Data to use:

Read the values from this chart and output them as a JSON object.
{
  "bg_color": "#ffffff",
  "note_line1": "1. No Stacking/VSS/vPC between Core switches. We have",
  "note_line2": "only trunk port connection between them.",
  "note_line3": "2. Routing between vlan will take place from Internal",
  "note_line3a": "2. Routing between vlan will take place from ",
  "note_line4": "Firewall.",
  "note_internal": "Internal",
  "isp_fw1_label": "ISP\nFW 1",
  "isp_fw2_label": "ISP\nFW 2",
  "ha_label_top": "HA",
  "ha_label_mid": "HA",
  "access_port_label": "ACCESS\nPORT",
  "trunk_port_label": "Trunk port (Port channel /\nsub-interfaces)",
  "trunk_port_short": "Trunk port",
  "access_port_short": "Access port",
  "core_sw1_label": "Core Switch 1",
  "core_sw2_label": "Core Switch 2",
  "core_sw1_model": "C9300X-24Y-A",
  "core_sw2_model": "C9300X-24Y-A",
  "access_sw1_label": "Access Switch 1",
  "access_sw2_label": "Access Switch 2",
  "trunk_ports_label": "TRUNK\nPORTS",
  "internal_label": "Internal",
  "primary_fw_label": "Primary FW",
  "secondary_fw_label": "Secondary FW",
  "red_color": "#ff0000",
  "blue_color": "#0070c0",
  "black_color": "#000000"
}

Set exercise: Send back all of the entries exactly, with nothing missing.

Worked solution:
Read the values from this chart and output them as a JSON object.
{
  "bg_color": "#ffffff",
  "note_line1": "1. No Stacking/VSS/vPC between Core switches. We have",
  "note_line2": "only trunk port connection between them.",
  "note_line3": "2. Routing between vlan will take place from Internal",
  "note_line3a": "2. Routing between vlan will take place from ",
  "note_line4": "Firewall.",
  "note_internal": "Internal",
  "isp_fw1_label": "ISP\nFW 1",
  "isp_fw2_label": "ISP\nFW 2",
  "ha_label_top": "HA",
  "ha_label_mid": "HA",
  "access_port_label": "ACCESS\nPORT",
  "trunk_port_label": "Trunk port (Port channel /\nsub-interfaces)",
  "trunk_port_short": "Trunk port",
  "access_port_short": "Access port",
  "core_sw1_label": "Core Switch 1",
  "core_sw2_label": "Core Switch 2",
  "core_sw1_model": "C9300X-24Y-A",
  "core_sw2_model": "C9300X-24Y-A",
  "access_sw1_label": "Access Switch 1",
  "access_sw2_label": "Access Switch 2",
  "trunk_ports_label": "TRUNK\nPORTS",
  "internal_label": "Internal",
  "primary_fw_label": "Primary FW",
  "secondary_fw_label": "Secondary FW",
  "red_color": "#ff0000",
  "blue_color": "#0070c0",
  "black_color": "#000000"
}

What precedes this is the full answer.